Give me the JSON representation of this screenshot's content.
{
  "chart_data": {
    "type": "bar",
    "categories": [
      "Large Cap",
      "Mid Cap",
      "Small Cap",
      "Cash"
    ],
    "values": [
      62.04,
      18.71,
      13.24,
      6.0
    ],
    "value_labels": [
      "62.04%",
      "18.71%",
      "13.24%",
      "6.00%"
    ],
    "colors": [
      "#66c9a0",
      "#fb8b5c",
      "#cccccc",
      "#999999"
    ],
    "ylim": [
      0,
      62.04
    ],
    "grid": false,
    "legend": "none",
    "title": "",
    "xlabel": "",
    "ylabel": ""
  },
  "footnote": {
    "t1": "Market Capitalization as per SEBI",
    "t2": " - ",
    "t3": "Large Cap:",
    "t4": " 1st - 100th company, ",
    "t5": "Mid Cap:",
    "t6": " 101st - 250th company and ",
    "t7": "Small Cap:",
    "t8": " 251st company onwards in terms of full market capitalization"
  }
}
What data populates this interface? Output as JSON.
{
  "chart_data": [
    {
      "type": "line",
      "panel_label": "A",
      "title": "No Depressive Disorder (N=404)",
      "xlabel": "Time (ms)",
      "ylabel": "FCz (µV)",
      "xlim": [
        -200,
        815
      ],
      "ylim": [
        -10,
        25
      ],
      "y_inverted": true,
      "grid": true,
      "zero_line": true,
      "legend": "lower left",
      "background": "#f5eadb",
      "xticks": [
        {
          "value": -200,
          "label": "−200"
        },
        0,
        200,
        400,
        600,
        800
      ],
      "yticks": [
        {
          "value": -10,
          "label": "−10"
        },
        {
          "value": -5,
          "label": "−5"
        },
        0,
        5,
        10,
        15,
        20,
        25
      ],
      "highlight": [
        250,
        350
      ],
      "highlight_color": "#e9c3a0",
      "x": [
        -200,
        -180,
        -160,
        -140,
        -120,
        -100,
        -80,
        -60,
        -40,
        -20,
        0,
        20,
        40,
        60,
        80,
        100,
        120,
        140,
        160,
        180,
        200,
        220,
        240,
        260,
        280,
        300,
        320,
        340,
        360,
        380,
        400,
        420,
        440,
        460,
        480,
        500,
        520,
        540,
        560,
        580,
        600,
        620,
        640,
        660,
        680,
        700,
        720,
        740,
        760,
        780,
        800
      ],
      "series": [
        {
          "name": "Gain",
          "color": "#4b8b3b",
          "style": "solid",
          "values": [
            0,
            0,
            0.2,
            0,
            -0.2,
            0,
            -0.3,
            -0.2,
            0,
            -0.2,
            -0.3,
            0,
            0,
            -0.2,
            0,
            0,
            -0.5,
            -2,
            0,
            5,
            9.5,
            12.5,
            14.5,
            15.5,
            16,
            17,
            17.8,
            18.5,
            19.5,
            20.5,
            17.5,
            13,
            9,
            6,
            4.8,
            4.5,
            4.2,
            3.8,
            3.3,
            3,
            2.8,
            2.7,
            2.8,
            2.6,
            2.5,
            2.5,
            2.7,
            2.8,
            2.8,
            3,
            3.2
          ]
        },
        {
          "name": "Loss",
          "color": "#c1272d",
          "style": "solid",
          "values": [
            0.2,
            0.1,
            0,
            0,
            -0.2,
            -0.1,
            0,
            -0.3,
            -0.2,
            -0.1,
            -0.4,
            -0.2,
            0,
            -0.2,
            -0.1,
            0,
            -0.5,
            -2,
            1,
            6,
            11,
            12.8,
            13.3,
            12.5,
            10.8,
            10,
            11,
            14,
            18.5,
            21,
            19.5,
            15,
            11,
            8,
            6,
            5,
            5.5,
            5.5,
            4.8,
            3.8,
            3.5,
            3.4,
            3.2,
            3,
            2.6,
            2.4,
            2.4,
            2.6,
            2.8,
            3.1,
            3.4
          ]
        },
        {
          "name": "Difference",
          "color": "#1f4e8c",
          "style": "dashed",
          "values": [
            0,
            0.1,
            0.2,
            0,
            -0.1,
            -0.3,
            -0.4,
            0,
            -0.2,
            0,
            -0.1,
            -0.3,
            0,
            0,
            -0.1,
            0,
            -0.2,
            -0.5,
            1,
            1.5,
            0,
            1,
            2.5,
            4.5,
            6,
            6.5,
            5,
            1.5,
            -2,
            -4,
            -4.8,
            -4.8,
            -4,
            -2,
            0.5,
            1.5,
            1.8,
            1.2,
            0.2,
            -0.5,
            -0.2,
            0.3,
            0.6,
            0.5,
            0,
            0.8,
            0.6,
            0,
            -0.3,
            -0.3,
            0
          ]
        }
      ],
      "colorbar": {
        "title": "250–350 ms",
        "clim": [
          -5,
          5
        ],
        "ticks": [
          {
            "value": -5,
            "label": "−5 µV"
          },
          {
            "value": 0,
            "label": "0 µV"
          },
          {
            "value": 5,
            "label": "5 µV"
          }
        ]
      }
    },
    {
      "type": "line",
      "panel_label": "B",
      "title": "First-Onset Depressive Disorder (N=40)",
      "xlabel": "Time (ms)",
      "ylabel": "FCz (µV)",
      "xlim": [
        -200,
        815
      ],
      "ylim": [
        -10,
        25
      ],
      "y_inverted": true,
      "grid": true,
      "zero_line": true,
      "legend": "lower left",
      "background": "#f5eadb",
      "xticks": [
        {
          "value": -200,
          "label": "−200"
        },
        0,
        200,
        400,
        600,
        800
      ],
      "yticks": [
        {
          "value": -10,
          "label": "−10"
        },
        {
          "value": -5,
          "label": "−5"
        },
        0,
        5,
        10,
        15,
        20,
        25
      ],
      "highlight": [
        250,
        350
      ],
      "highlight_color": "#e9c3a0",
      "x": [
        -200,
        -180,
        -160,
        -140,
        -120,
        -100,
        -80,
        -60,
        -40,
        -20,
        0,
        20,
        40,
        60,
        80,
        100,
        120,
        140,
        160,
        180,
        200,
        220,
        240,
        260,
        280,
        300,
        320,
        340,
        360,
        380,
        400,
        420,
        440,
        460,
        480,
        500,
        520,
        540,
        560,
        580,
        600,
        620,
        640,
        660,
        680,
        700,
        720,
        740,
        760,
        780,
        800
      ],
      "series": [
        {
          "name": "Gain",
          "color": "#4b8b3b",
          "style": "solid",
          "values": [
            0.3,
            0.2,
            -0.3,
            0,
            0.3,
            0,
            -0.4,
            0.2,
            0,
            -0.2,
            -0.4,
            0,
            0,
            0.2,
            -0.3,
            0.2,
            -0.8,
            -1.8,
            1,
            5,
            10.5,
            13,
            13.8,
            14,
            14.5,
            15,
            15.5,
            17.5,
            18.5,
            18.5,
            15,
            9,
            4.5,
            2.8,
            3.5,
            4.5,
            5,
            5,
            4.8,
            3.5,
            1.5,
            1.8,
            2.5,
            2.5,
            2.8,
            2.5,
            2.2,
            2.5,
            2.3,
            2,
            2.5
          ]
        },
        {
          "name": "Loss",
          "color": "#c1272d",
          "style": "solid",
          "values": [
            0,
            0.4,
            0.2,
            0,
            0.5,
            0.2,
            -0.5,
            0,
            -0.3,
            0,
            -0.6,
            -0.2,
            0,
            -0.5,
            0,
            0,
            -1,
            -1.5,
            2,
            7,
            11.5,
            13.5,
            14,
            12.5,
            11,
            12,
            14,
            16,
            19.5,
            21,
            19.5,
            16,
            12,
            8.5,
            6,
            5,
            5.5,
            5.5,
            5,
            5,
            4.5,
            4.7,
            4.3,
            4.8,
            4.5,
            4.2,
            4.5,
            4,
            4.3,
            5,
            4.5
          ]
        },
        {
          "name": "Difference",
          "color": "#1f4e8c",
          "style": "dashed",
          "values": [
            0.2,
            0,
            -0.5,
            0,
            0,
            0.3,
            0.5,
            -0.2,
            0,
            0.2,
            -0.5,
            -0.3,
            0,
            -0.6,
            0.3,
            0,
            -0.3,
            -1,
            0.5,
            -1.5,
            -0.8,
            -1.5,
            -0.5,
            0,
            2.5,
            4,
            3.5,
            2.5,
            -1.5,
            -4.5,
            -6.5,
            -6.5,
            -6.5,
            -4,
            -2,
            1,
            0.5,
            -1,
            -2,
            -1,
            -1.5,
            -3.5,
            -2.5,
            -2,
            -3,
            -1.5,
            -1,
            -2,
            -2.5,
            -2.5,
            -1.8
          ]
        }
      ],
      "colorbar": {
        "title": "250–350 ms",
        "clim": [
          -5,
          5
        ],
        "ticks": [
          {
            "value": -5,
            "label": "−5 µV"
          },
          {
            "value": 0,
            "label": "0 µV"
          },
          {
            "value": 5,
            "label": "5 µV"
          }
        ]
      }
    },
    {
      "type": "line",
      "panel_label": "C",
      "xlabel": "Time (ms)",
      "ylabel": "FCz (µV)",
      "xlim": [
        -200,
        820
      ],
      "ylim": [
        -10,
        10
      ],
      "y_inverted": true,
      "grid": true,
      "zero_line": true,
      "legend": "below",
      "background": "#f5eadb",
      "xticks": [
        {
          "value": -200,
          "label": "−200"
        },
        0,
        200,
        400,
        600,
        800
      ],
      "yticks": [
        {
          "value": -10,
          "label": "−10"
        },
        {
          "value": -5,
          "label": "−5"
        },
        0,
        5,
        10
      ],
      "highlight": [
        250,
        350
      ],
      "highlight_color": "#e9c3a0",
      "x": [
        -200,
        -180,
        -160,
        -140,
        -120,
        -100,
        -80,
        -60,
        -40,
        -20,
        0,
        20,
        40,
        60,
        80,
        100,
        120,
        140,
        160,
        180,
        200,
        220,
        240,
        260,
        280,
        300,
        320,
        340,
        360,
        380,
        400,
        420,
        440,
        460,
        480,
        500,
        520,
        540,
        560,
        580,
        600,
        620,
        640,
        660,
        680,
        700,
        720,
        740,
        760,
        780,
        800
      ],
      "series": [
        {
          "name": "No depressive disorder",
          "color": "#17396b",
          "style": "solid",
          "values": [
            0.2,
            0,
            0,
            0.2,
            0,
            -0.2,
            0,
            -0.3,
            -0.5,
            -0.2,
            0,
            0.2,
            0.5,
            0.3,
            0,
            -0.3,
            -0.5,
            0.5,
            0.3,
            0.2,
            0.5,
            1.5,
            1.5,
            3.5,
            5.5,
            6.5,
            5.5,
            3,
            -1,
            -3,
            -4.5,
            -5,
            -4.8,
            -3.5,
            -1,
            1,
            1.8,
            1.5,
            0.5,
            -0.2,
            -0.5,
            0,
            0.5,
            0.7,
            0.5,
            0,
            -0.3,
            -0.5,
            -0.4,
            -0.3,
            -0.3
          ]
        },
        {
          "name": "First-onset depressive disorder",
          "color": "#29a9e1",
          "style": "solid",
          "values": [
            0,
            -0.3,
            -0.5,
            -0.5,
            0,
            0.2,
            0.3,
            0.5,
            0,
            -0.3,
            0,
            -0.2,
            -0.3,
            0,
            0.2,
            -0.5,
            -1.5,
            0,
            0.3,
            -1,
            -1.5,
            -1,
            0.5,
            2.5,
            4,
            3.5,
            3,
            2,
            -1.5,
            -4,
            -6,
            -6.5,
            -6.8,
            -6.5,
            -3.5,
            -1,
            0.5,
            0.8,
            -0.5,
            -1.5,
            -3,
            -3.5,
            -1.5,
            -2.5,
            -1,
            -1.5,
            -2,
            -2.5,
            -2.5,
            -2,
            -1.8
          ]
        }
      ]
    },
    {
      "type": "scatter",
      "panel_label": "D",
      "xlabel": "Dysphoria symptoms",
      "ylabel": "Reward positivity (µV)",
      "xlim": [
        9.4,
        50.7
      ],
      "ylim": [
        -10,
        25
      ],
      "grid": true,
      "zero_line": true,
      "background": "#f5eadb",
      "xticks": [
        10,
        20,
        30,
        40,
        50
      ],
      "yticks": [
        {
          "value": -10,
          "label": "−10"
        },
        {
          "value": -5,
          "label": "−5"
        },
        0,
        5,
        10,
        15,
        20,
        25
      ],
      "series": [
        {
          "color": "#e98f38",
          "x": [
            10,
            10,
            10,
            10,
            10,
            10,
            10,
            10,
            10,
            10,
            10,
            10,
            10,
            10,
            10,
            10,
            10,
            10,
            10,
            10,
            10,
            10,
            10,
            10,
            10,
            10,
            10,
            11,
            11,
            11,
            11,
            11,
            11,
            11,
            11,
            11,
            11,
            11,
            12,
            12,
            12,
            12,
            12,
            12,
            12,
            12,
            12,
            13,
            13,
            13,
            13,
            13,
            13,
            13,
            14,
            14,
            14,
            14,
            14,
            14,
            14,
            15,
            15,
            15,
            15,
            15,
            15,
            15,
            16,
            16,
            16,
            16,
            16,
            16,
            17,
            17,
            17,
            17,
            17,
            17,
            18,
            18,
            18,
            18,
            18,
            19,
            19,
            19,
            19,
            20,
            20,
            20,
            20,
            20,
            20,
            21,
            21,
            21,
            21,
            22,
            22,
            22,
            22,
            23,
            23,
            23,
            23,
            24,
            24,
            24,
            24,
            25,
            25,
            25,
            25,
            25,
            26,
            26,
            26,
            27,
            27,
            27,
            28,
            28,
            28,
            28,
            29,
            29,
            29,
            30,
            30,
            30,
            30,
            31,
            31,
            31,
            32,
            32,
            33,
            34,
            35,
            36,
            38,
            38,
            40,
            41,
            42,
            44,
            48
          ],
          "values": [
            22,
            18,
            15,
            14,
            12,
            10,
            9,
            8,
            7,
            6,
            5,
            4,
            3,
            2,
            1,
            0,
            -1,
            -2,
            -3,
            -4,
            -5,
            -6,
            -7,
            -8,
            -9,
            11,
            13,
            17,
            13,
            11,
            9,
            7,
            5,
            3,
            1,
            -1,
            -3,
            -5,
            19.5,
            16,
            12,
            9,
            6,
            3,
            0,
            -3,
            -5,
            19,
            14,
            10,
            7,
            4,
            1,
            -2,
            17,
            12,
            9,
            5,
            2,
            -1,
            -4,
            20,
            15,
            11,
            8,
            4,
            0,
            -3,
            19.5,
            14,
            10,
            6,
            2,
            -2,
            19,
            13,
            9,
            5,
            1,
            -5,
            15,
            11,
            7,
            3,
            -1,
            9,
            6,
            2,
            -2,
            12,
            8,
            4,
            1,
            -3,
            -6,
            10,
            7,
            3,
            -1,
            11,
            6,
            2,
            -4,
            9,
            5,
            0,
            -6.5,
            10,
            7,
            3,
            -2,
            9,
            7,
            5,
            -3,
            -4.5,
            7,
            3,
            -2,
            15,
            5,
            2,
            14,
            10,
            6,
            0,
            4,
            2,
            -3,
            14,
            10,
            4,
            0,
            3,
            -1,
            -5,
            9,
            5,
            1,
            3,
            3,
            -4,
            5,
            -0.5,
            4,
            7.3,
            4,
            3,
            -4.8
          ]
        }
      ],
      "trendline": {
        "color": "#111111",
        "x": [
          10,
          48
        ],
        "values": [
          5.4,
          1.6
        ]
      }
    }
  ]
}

▸ BRIEF:
Using the listing above, return all lines where the word "JSON" occurs.

▸ THE RESULT:
Give me the JSON representation of this screenshot's content.
What data populates this interface? Output as JSON.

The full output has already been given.